## Exercise aim
In the material below, find all lines with the string "nazariyasi" and copy them.

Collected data
****************************************

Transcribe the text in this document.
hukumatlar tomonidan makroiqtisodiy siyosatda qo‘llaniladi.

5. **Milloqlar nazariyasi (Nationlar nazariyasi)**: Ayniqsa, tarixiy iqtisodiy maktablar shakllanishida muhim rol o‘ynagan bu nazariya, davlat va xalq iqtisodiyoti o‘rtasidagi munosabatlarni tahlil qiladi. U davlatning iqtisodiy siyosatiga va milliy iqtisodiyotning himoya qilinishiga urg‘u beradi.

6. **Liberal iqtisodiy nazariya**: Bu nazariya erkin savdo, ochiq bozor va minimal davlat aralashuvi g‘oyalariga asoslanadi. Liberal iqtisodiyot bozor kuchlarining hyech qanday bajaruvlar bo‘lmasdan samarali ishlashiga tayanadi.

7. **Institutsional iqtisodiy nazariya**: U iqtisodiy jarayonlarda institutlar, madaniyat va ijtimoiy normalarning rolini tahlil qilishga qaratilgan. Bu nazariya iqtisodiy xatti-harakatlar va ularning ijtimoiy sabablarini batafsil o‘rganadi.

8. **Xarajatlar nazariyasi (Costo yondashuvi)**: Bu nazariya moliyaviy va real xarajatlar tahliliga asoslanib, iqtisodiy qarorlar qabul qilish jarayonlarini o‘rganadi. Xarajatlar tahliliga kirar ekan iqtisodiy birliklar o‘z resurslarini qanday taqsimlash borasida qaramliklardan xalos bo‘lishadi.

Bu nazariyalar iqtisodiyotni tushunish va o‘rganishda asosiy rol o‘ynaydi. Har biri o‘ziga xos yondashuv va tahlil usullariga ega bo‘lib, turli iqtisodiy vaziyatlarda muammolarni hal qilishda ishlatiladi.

****************************************

## Output for this exercise
5. **Milloqlar nazariyasi (Nationlar nazariyasi)**: Ayniqsa, tarixiy iqtisodiy maktablar shakllanishida muhim rol o‘ynagan bu nazariya, davlat va xalq iqtisodiyoti o‘rtasidagi munosabatlarni tahlil qiladi. U davlatning iqtisodiy siyosatiga va milliy iqtisodiyotning himoya qilinishiga urg‘u beradi.
8. **Xarajatlar nazariyasi (Costo yondashuvi)**: Bu nazariya moliyaviy va real xarajatlar tahliliga asoslanib, iqtisodiy qarorlar qabul qilish jarayonlarini o‘rganadi. Xarajatlar tahliliga kirar ekan iqtisodiy birliklar o‘z resurslarini qanday taqsimlash borasida qaramliklardan xalos bo‘lishadi.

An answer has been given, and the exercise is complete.